#### Stated exercise:
How many lines in the records below hold the string "name"? Answer with the number alone.

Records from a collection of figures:
** Start **
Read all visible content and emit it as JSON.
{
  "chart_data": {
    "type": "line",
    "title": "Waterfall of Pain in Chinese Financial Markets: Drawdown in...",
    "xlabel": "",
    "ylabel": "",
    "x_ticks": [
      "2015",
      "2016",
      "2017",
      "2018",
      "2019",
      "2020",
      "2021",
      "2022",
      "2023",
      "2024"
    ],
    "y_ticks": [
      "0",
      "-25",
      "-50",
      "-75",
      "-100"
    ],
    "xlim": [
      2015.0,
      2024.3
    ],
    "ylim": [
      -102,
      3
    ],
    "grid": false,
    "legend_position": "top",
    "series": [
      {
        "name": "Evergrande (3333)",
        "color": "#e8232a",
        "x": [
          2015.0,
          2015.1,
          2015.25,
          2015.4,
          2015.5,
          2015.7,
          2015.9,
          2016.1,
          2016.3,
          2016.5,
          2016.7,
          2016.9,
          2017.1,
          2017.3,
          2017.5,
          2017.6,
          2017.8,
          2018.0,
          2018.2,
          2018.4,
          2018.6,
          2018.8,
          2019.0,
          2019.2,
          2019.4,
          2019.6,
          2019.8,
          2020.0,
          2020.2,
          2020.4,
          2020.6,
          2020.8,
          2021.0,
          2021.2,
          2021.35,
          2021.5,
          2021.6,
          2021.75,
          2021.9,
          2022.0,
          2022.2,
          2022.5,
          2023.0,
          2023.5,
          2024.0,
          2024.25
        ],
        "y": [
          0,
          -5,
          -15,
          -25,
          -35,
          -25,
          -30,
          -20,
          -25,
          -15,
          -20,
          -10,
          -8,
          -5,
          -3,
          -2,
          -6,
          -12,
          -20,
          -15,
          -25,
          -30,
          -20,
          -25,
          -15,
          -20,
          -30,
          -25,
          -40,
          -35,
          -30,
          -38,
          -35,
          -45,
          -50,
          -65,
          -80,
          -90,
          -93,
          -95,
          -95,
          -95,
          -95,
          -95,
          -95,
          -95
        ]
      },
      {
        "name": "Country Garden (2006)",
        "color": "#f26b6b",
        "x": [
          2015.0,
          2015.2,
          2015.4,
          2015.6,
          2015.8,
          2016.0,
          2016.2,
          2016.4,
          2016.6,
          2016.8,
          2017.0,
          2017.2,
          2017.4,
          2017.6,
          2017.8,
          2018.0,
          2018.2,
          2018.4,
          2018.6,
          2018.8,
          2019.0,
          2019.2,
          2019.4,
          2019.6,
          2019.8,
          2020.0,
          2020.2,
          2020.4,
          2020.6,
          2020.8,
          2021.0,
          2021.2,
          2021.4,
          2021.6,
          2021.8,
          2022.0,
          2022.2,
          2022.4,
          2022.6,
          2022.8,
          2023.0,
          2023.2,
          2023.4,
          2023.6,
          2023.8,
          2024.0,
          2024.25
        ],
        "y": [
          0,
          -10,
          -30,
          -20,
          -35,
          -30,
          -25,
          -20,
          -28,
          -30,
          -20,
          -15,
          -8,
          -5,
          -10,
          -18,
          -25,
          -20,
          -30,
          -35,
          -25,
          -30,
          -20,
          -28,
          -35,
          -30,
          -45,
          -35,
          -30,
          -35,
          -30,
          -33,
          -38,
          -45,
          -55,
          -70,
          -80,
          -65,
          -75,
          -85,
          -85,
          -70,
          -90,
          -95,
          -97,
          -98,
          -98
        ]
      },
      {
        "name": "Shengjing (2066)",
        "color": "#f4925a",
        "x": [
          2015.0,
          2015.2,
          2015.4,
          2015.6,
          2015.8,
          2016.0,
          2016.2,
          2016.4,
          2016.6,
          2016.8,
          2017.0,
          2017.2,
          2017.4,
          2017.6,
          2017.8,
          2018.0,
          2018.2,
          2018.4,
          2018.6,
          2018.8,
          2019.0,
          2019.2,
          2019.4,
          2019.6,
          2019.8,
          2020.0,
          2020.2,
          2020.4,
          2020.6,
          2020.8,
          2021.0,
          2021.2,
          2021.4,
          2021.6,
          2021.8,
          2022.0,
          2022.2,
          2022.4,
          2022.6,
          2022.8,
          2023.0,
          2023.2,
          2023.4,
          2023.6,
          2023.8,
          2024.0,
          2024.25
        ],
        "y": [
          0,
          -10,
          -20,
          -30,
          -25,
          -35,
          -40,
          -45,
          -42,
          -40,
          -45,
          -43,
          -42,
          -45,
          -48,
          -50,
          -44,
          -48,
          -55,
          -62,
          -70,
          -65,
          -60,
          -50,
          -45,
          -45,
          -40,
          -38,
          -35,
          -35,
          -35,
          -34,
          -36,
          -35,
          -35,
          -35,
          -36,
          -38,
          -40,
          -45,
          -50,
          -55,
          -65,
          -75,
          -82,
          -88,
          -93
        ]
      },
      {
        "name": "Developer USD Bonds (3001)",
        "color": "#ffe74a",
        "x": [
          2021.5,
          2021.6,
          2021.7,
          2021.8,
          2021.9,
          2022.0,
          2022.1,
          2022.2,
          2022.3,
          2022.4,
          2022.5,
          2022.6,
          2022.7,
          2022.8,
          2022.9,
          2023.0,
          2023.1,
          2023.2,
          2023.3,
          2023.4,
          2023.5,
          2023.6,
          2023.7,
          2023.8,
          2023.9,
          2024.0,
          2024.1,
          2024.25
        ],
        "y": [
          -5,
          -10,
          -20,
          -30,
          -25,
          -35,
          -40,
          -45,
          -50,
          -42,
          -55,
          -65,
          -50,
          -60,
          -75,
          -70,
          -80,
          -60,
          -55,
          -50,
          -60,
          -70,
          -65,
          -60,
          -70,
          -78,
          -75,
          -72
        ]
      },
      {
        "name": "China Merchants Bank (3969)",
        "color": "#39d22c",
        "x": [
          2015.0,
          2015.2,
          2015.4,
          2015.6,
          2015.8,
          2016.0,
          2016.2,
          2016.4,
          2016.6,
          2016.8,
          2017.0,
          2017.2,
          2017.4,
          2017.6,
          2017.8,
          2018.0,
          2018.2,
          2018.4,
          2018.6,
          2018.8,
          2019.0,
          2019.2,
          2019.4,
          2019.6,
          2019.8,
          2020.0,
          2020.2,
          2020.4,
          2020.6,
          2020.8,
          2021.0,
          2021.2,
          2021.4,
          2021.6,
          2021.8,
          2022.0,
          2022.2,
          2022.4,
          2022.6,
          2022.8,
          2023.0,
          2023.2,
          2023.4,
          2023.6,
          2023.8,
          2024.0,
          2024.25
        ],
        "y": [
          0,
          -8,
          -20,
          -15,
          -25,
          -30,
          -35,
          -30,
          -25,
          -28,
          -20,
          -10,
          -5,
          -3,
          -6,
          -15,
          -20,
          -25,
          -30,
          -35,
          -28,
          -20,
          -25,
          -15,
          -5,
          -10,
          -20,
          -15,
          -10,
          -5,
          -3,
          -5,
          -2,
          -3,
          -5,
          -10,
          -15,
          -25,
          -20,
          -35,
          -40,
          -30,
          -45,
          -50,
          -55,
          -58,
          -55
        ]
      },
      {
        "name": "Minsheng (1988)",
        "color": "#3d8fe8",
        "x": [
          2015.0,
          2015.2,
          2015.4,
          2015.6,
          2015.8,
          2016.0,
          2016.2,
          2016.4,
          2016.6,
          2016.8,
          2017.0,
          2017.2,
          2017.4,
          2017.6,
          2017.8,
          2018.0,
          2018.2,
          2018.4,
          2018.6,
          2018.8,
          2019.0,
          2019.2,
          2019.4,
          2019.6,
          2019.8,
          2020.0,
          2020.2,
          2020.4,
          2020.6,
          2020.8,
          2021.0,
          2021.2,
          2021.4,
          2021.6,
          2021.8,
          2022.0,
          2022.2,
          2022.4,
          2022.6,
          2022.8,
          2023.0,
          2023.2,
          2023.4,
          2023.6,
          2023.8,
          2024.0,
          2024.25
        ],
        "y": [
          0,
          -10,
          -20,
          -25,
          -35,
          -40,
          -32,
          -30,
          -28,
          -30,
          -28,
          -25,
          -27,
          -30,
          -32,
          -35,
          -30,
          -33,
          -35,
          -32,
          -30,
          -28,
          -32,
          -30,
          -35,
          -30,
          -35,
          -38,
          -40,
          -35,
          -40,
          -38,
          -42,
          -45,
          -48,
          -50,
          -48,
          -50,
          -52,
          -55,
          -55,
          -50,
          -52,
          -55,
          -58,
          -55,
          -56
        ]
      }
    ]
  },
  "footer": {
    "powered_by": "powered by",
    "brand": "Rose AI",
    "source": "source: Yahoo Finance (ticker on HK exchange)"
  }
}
** End **
#### Exercise answer:
6